Task description
Can you copy every item below word for word, leaving the pictures out?

Input material

--

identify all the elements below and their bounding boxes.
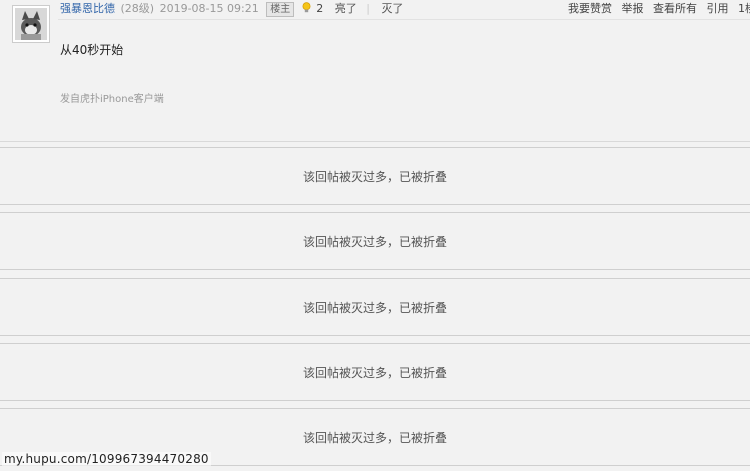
- user-level: (28级): [120, 2, 155, 15]
- reward-link[interactable]: 我要赞赏: [568, 2, 612, 15]
- light-bulb-icon: [302, 2, 311, 19]
- watermark: my.hupu.com/109967394470280: [2, 452, 211, 466]
- post-meta: 强暴恩比德 (28级) 2019-08-15 09:21 楼主 2 亮了 | 灭…: [60, 1, 403, 17]
- separator: |: [366, 2, 370, 15]
- folded-reply[interactable]: 该回帖被灭过多，已被折叠: [0, 212, 750, 270]
- folded-reply[interactable]: 该回帖被灭过多，已被折叠: [0, 278, 750, 336]
- username-link[interactable]: 强暴恩比德: [60, 2, 115, 15]
- avatar-image: [15, 8, 47, 40]
- avatar[interactable]: [12, 5, 50, 43]
- folded-reply[interactable]: 该回帖被灭过多，已被折叠: [0, 343, 750, 401]
- post-source: 发自虎扑iPhone客户端: [60, 94, 164, 105]
- light-button[interactable]: 亮了: [335, 2, 357, 15]
- folded-reply[interactable]: 该回帖被灭过多，已被折叠: [0, 147, 750, 205]
- post-time: 2019-08-15 09:21: [159, 2, 259, 15]
- view-all-link[interactable]: 查看所有: [653, 2, 697, 15]
- divider: [58, 19, 750, 20]
- post-floor-1: 强暴恩比德 (28级) 2019-08-15 09:21 楼主 2 亮了 | 灭…: [0, 0, 750, 142]
- floor-number: 1楼: [738, 2, 750, 15]
- op-badge: 楼主: [266, 2, 295, 17]
- light-count: 2: [316, 2, 324, 15]
- dark-button[interactable]: 灭了: [381, 2, 403, 15]
- report-link[interactable]: 举报: [622, 2, 644, 15]
- quote-link[interactable]: 引用: [707, 2, 729, 15]
- post-content: 从40秒开始: [60, 43, 124, 57]
- post-actions: 我要赞赏 举报 查看所有 引用 1楼: [562, 1, 750, 17]
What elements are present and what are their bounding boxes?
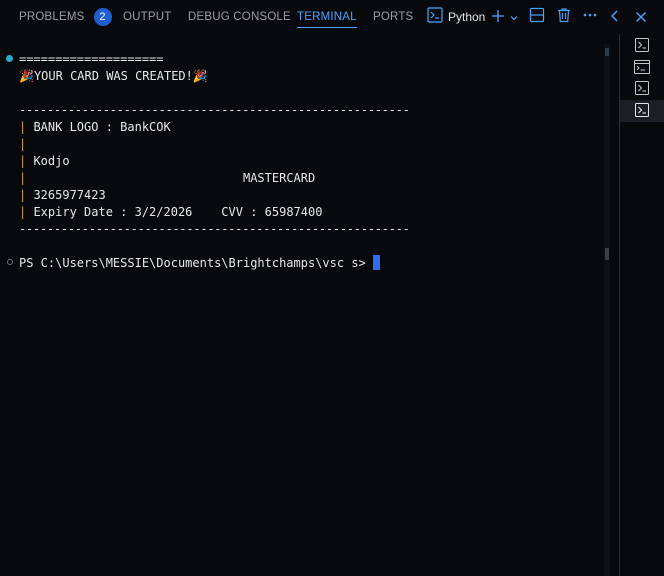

--

Solution to this task
identify all the elements below and their bounding boxes.
- user-level: (28级): [120, 2, 155, 15]
- reward-link[interactable]: 我要赞赏: [568, 2, 612, 15]
- light-bulb-icon: [302, 2, 311, 19]
- watermark: my.hupu.com/109967394470280: [2, 452, 211, 466]
- post-meta: 强暴恩比德 (28级) 2019-08-15 09:21 楼主 2 亮了 | 灭…: [60, 1, 403, 17]
- separator: |: [366, 2, 370, 15]
- folded-reply[interactable]: 该回帖被灭过多，已被折叠: [0, 212, 750, 270]
- folded-reply[interactable]: 该回帖被灭过多，已被折叠: [0, 278, 750, 336]
- username-link[interactable]: 强暴恩比德: [60, 2, 115, 15]
- avatar-image: [15, 8, 47, 40]
- avatar[interactable]: [12, 5, 50, 43]
- folded-reply[interactable]: 该回帖被灭过多，已被折叠: [0, 343, 750, 401]
- post-source: 发自虎扑iPhone客户端: [60, 94, 164, 105]
- light-button[interactable]: 亮了: [335, 2, 357, 15]
- folded-reply[interactable]: 该回帖被灭过多，已被折叠: [0, 147, 750, 205]
- post-time: 2019-08-15 09:21: [159, 2, 259, 15]
- view-all-link[interactable]: 查看所有: [653, 2, 697, 15]
- divider: [58, 19, 750, 20]
- post-floor-1: 强暴恩比德 (28级) 2019-08-15 09:21 楼主 2 亮了 | 灭…: [0, 0, 750, 142]
- floor-number: 1楼: [738, 2, 750, 15]
- op-badge: 楼主: [266, 2, 295, 17]
- light-count: 2: [316, 2, 324, 15]
- dark-button[interactable]: 灭了: [381, 2, 403, 15]
- report-link[interactable]: 举报: [622, 2, 644, 15]
- quote-link[interactable]: 引用: [707, 2, 729, 15]
- post-content: 从40秒开始: [60, 43, 124, 57]
- post-actions: 我要赞赏 举报 查看所有 引用 1楼: [562, 1, 750, 17]
What elements are present and what are their bounding boxes?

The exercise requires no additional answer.